■ **Set problem**
Search the records for "hours". Copy every line where it appears.

■ **Material**
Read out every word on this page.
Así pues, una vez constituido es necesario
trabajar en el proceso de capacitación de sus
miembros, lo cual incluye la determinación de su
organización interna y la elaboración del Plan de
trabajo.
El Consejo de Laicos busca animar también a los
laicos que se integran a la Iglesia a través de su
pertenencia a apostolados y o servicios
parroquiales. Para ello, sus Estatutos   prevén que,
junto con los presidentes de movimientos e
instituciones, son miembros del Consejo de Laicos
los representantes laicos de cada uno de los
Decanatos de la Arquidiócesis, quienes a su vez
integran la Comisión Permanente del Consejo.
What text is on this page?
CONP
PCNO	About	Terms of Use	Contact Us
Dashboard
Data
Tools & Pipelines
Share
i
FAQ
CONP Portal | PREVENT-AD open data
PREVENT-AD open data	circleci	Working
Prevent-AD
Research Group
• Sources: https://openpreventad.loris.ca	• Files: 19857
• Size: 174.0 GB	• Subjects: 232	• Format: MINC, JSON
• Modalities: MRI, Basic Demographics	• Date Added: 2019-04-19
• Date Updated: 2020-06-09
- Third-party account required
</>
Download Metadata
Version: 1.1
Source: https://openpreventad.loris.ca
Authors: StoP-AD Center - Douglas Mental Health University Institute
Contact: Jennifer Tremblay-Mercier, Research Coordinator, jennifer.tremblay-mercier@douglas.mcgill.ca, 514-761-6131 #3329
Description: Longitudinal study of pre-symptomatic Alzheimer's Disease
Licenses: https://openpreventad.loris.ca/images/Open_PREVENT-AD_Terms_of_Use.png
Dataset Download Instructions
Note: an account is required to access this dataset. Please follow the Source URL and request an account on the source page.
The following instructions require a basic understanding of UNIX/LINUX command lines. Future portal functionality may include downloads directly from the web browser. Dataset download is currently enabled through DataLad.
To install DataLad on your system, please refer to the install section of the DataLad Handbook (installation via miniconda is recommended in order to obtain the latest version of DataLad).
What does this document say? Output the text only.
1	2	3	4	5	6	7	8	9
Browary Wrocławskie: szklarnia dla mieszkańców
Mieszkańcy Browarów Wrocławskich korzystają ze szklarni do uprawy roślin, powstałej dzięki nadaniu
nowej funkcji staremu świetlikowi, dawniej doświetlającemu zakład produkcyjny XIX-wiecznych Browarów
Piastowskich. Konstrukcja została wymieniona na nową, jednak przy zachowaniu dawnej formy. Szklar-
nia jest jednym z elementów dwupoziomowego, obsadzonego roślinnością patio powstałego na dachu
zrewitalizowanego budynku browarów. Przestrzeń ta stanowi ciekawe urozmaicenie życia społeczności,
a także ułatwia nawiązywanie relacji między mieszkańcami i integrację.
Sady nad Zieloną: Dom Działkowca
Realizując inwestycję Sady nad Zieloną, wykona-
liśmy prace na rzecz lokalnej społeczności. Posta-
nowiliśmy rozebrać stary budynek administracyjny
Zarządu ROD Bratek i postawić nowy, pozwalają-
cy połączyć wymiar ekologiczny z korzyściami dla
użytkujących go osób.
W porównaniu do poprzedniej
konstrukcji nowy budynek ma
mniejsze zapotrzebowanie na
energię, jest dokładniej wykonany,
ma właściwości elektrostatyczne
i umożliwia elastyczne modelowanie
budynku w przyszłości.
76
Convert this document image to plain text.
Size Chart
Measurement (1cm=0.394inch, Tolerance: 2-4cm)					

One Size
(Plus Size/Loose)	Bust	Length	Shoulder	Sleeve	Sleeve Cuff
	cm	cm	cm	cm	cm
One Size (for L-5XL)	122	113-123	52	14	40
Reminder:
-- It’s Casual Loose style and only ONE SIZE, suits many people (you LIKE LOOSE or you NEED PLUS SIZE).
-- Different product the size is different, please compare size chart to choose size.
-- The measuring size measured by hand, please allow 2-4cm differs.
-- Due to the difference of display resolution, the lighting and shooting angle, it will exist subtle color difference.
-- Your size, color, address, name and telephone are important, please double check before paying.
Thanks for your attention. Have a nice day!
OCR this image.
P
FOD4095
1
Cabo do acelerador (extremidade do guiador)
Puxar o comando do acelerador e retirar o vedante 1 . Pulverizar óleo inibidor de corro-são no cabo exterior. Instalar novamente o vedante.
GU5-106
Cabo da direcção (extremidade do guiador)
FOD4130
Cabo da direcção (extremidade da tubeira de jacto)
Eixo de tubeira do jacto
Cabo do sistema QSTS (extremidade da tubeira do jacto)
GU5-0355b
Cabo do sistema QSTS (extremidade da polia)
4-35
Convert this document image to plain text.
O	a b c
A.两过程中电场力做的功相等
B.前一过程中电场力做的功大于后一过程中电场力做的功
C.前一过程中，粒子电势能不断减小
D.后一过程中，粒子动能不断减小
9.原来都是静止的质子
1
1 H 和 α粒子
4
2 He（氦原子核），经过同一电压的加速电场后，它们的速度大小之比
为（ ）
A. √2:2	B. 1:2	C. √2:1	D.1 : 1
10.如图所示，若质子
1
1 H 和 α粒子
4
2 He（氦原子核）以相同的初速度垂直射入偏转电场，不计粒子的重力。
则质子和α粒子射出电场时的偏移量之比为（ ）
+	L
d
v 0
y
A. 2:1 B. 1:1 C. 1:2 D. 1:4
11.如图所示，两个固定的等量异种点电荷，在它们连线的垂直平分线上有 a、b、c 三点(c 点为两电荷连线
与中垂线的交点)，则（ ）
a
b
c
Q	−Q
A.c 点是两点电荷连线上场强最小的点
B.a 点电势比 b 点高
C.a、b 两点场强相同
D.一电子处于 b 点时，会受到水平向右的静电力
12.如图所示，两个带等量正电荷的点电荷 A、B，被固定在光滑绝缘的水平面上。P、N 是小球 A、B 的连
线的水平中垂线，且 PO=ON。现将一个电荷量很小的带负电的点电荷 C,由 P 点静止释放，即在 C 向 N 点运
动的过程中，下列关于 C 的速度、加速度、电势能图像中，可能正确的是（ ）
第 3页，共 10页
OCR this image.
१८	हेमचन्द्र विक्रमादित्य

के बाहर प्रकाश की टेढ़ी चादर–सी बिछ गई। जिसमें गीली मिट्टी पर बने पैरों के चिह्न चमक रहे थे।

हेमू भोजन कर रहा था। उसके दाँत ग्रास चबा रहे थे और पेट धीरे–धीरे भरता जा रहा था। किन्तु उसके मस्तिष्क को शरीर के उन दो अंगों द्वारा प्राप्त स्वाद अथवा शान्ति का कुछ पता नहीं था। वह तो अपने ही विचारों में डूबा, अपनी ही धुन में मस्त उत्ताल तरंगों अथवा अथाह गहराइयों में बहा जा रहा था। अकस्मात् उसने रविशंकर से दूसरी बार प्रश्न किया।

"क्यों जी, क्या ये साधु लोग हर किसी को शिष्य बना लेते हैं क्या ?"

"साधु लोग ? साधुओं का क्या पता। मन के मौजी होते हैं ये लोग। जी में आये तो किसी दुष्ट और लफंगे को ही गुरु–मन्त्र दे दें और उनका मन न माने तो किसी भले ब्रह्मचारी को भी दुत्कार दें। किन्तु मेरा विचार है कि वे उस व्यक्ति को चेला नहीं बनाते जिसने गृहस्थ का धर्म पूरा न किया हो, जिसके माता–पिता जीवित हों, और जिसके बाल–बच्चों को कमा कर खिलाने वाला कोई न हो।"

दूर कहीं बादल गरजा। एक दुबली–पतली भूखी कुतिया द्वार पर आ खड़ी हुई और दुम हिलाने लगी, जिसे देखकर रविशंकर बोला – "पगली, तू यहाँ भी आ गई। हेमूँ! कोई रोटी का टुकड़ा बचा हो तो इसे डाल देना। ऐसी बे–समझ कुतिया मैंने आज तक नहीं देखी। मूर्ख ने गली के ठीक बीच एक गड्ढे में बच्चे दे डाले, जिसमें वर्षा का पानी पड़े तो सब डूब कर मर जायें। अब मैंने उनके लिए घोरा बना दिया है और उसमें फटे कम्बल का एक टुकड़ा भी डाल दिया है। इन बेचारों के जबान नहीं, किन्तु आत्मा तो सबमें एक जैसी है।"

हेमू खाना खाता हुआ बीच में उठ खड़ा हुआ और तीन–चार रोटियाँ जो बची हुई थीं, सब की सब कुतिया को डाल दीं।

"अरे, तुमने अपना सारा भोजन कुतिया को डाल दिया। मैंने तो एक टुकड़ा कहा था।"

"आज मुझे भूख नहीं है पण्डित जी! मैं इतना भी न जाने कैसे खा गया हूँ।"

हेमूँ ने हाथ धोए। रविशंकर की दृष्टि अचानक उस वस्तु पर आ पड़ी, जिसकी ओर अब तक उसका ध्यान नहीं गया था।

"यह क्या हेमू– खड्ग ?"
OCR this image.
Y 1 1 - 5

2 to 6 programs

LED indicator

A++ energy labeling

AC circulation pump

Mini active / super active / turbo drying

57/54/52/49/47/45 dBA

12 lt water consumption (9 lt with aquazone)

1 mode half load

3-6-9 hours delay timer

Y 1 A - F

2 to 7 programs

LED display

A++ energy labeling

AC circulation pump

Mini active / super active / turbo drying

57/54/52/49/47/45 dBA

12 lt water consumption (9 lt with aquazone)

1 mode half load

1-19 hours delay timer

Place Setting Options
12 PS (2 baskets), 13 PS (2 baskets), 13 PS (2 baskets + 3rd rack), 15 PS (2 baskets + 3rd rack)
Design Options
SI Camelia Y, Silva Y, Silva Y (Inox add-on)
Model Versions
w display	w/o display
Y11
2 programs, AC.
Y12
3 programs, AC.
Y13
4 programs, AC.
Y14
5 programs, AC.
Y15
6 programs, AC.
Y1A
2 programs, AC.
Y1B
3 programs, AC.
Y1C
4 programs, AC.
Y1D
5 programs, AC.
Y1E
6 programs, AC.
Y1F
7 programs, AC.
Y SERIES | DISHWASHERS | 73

■ **Solution to the exercise**
3-6-9 hours delay timer
1-19 hours delay timer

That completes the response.